Exercise requirements: Copy out word for word the lines running from the line containing "List each element" through the line containing "colorbar-tick-label: -0.4: [1931, 757, 1962, 777]", both of those lines included.

Data lines:

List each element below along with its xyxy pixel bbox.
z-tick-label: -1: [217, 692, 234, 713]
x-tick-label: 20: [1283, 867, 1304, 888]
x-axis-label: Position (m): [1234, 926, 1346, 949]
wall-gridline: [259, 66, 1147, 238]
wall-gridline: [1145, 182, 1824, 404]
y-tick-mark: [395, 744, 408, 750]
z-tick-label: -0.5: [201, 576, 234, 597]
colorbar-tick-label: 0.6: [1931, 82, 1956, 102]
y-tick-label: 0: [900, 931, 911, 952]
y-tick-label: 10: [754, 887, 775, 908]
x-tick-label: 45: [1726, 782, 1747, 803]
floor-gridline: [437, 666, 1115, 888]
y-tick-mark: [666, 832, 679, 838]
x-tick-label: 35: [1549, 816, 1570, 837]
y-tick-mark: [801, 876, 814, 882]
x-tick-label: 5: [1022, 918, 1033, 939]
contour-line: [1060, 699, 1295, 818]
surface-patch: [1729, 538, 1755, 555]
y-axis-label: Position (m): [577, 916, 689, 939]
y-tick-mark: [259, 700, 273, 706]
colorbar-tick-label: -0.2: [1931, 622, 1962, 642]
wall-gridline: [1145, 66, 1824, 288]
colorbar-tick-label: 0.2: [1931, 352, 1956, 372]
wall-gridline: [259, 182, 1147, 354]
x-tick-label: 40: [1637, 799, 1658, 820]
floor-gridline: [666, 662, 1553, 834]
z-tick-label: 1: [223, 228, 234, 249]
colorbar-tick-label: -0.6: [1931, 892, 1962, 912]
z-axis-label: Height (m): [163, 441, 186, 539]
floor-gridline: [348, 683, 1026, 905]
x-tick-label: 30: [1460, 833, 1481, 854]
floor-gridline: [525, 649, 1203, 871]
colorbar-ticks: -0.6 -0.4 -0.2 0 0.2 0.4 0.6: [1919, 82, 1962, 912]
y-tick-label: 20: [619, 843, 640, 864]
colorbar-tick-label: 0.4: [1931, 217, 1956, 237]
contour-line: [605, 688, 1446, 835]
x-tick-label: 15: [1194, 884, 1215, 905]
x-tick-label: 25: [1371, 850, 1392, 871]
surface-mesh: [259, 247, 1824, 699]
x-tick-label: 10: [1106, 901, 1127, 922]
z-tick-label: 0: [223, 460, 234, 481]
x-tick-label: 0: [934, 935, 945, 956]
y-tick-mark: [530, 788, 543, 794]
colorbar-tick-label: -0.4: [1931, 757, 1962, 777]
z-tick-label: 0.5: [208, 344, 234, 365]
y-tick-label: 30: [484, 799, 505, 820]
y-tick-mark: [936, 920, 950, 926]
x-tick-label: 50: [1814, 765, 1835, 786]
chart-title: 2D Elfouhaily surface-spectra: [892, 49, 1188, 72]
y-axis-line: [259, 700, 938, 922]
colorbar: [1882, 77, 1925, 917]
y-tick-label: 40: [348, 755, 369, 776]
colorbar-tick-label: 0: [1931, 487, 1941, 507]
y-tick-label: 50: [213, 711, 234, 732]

--

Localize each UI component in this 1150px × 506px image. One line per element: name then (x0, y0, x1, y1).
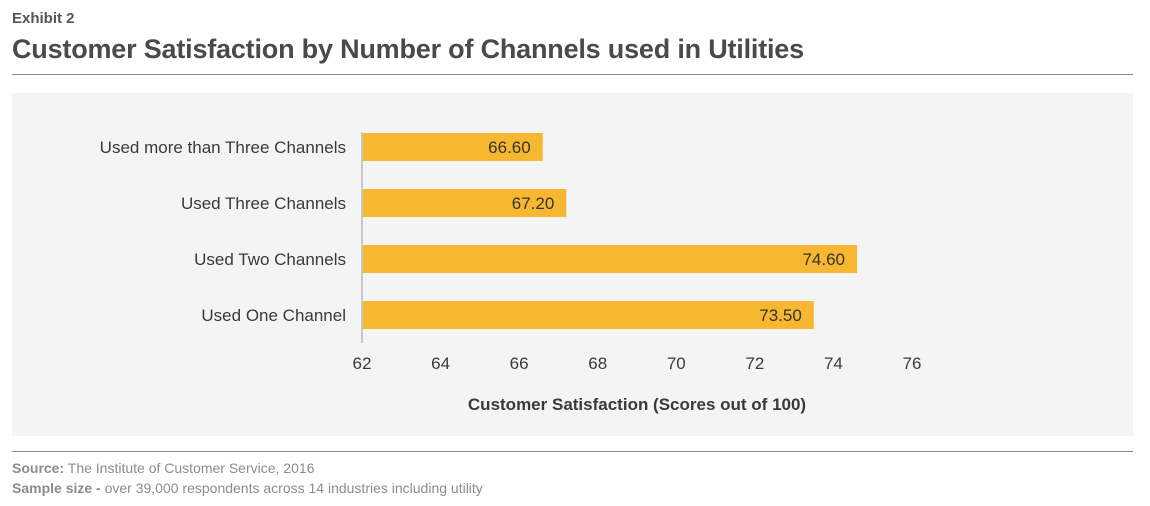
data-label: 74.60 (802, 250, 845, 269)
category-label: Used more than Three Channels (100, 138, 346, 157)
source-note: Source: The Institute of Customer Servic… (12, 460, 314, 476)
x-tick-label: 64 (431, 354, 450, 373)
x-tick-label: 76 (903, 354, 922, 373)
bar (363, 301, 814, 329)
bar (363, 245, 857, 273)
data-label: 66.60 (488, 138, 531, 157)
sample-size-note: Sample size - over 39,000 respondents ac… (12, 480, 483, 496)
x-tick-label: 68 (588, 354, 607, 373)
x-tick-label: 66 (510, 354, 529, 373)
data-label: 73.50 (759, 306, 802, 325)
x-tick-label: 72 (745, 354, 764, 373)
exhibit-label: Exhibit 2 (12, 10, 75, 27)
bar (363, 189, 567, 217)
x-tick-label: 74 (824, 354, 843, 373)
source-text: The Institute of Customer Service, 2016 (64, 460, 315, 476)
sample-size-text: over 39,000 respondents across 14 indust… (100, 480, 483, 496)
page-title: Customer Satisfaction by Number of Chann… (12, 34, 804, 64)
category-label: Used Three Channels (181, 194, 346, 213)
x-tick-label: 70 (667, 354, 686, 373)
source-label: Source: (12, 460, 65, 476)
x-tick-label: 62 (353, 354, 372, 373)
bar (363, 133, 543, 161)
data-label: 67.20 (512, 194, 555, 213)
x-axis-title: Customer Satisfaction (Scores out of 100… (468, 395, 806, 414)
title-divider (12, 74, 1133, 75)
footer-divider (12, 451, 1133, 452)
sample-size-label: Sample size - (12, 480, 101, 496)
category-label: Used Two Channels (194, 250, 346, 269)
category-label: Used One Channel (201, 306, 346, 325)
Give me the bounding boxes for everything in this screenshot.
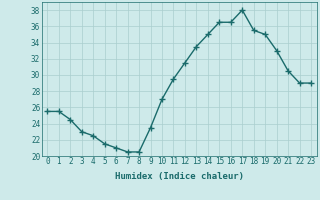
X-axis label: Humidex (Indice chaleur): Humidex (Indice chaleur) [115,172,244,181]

--

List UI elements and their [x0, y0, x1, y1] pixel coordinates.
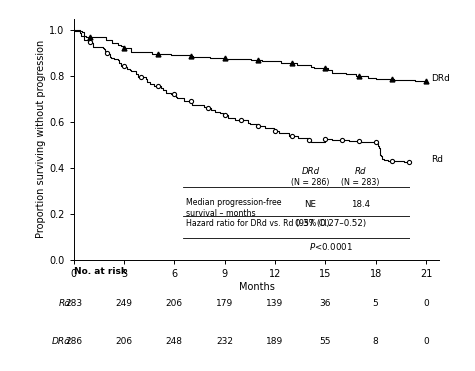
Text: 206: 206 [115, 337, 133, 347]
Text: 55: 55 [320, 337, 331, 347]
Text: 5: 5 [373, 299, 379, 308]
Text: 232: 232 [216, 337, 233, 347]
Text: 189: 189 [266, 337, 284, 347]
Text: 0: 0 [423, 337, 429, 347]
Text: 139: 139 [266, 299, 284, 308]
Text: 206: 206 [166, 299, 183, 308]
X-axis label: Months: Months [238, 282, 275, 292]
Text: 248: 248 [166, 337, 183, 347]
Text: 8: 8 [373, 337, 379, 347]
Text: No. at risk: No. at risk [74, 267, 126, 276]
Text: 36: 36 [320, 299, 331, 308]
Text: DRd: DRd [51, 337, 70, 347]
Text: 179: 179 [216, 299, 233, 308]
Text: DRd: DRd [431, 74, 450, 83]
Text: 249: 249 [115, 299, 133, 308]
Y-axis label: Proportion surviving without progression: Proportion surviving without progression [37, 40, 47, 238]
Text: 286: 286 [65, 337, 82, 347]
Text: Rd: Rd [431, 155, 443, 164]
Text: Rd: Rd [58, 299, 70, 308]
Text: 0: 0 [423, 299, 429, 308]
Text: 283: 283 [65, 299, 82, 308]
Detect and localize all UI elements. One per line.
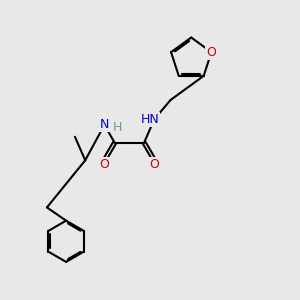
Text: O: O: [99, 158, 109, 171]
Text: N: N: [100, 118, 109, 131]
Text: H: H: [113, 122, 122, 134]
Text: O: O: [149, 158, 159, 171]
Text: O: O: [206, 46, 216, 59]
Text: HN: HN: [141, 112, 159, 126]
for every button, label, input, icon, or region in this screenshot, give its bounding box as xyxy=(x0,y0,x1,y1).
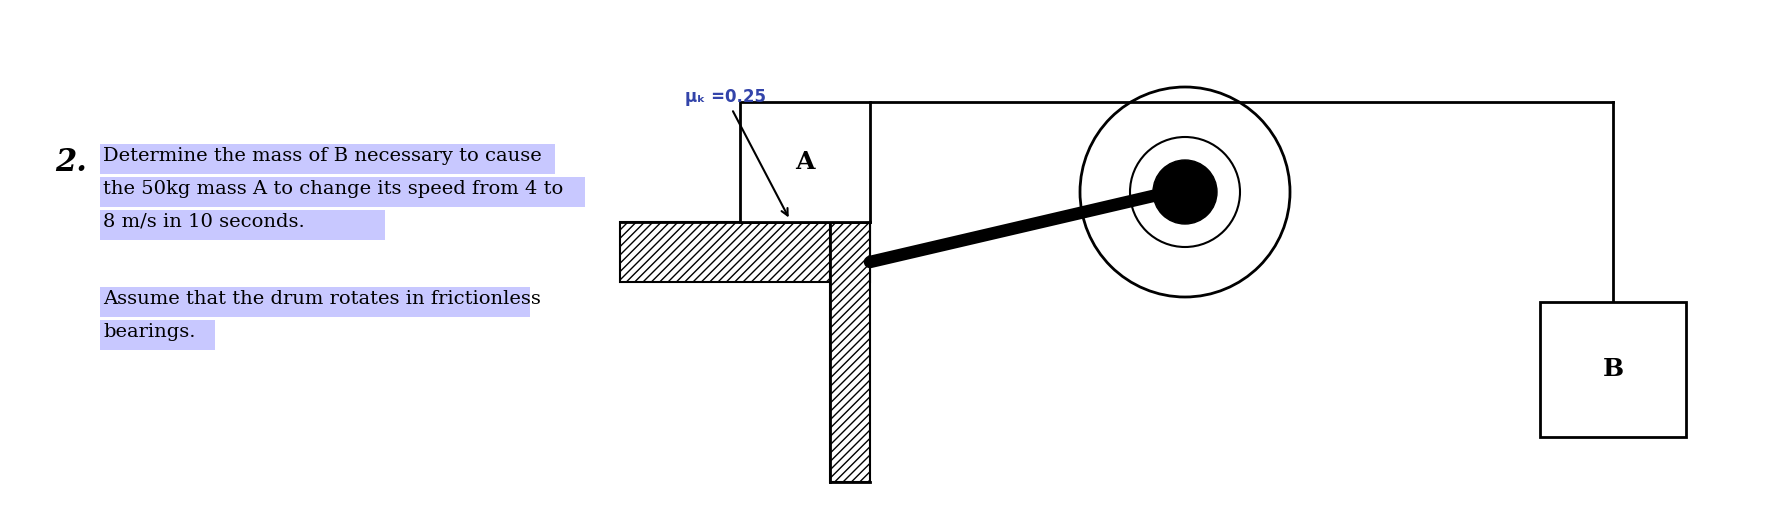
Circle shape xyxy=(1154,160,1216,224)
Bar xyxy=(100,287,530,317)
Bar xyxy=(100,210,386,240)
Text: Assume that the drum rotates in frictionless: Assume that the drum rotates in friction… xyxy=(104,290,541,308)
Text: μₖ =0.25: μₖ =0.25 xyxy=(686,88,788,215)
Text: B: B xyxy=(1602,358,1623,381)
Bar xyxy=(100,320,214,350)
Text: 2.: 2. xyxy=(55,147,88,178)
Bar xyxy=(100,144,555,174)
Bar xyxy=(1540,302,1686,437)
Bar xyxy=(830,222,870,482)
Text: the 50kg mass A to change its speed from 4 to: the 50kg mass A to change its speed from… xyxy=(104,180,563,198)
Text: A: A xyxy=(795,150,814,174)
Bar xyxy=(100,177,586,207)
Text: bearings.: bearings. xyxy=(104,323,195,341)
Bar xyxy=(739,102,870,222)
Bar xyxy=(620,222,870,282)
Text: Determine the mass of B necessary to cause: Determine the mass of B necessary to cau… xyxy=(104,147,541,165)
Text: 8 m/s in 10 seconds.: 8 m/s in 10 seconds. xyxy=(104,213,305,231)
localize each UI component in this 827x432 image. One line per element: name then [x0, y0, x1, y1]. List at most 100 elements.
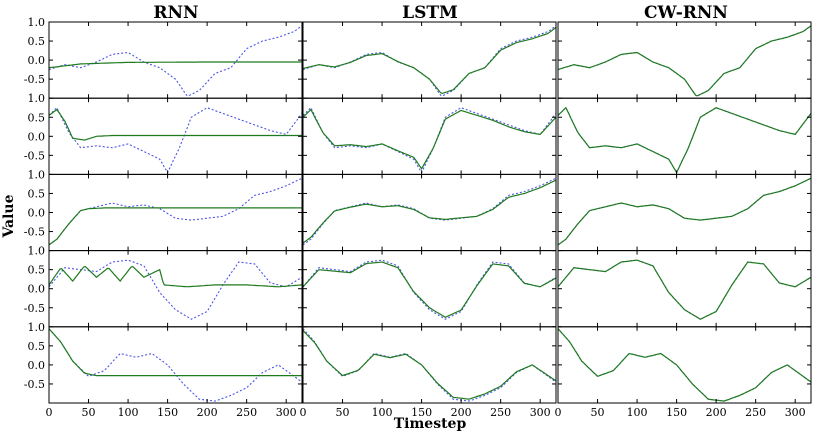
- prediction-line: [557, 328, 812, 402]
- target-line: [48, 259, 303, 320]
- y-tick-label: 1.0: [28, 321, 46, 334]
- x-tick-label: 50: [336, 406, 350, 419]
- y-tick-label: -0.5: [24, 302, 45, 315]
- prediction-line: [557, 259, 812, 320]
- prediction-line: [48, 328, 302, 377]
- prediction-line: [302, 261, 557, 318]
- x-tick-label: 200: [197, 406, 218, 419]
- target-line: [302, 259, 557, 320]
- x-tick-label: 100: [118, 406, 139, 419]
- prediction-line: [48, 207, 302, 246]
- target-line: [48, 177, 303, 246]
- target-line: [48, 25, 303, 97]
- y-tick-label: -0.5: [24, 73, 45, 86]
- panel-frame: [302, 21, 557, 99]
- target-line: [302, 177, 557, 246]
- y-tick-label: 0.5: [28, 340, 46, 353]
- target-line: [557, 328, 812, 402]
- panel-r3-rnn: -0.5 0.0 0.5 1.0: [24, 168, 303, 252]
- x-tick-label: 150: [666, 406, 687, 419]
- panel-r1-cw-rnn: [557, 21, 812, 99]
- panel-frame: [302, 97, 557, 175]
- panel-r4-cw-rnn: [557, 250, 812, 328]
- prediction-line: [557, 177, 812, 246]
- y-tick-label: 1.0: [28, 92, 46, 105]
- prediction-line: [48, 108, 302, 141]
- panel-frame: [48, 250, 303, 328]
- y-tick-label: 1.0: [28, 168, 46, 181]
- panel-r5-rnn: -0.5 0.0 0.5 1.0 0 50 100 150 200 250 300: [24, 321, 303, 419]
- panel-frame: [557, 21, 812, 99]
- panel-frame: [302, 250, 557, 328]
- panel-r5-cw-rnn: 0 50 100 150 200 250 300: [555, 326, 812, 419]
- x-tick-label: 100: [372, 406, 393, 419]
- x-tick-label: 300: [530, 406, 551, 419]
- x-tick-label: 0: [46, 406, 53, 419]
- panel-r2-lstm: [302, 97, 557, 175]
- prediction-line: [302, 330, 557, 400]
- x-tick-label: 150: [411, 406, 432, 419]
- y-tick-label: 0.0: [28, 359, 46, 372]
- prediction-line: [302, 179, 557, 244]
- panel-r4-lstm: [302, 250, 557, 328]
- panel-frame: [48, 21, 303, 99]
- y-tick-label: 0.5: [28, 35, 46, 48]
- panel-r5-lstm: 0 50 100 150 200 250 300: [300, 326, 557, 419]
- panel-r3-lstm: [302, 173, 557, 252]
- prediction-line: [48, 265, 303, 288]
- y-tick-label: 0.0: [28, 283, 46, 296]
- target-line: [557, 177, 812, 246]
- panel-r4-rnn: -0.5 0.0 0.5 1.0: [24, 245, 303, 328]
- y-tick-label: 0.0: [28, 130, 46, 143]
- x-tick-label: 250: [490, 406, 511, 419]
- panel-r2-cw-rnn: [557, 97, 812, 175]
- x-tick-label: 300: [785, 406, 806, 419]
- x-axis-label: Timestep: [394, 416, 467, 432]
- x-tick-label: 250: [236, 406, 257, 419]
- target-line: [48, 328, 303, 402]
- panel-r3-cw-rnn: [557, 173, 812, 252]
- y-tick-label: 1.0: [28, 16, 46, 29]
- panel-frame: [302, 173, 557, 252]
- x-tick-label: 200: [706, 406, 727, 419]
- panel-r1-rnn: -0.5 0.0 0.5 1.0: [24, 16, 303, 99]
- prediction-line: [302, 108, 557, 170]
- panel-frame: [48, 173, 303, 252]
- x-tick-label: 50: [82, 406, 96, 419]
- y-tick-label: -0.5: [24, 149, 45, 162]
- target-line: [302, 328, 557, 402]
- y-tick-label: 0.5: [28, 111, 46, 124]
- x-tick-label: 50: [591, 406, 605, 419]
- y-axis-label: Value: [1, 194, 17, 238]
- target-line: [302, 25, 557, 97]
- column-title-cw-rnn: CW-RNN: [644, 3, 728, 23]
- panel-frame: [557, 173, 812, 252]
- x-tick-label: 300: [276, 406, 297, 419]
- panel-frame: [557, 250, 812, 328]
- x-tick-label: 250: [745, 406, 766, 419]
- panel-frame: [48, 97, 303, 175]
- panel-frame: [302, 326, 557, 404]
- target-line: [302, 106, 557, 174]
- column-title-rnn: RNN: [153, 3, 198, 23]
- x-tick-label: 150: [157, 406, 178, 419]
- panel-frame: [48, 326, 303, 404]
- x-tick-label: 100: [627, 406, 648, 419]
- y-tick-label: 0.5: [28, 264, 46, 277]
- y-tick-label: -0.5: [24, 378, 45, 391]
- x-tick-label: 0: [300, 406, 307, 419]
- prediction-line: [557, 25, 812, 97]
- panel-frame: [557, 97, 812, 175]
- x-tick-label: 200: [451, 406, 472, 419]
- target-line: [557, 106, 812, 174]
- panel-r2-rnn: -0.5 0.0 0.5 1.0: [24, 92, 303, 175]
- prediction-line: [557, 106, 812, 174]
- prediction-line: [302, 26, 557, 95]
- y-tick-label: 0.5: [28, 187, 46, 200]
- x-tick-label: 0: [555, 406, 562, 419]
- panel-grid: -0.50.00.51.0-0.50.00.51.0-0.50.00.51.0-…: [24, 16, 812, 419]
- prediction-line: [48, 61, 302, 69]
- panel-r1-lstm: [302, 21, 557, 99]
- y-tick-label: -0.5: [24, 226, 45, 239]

Reply to the task:
List each element below along with its xyxy pixel bbox.
z-tick-label: -1: [217, 692, 234, 713]
x-tick-label: 20: [1283, 867, 1304, 888]
x-axis-label: Position (m): [1234, 926, 1346, 949]
wall-gridline: [259, 66, 1147, 238]
wall-gridline: [1145, 182, 1824, 404]
y-tick-mark: [395, 744, 408, 750]
z-tick-label: -0.5: [201, 576, 234, 597]
colorbar-tick-label: 0.6: [1931, 82, 1956, 102]
y-tick-label: 0: [900, 931, 911, 952]
y-tick-label: 10: [754, 887, 775, 908]
x-tick-label: 45: [1726, 782, 1747, 803]
floor-gridline: [437, 666, 1115, 888]
y-tick-mark: [666, 832, 679, 838]
x-tick-label: 35: [1549, 816, 1570, 837]
y-tick-mark: [801, 876, 814, 882]
x-tick-label: 5: [1022, 918, 1033, 939]
contour-line: [1060, 699, 1295, 818]
surface-patch: [1729, 538, 1755, 555]
y-axis-label: Position (m): [577, 916, 689, 939]
y-tick-mark: [259, 700, 273, 706]
colorbar-tick-label: -0.2: [1931, 622, 1962, 642]
wall-gridline: [1145, 66, 1824, 288]
colorbar-tick-label: 0.2: [1931, 352, 1956, 372]
wall-gridline: [259, 182, 1147, 354]
x-tick-label: 40: [1637, 799, 1658, 820]
floor-gridline: [666, 662, 1553, 834]
z-tick-label: 1: [223, 228, 234, 249]
colorbar-tick-label: -0.6: [1931, 892, 1962, 912]
z-axis-label: Height (m): [163, 441, 186, 539]
floor-gridline: [348, 683, 1026, 905]
x-tick-label: 30: [1460, 833, 1481, 854]
floor-gridline: [525, 649, 1203, 871]
colorbar-ticks: -0.6 -0.4 -0.2 0 0.2 0.4 0.6: [1919, 82, 1962, 912]
y-tick-label: 20: [619, 843, 640, 864]
colorbar-tick-label: 0.4: [1931, 217, 1956, 237]
contour-line: [605, 688, 1446, 835]
x-tick-label: 15: [1194, 884, 1215, 905]
x-tick-label: 25: [1371, 850, 1392, 871]
surface-mesh: [259, 247, 1824, 699]
x-tick-label: 10: [1106, 901, 1127, 922]
z-tick-label: 0: [223, 460, 234, 481]
x-tick-label: 0: [934, 935, 945, 956]
y-tick-mark: [530, 788, 543, 794]
colorbar-tick-label: -0.4: [1931, 757, 1962, 777]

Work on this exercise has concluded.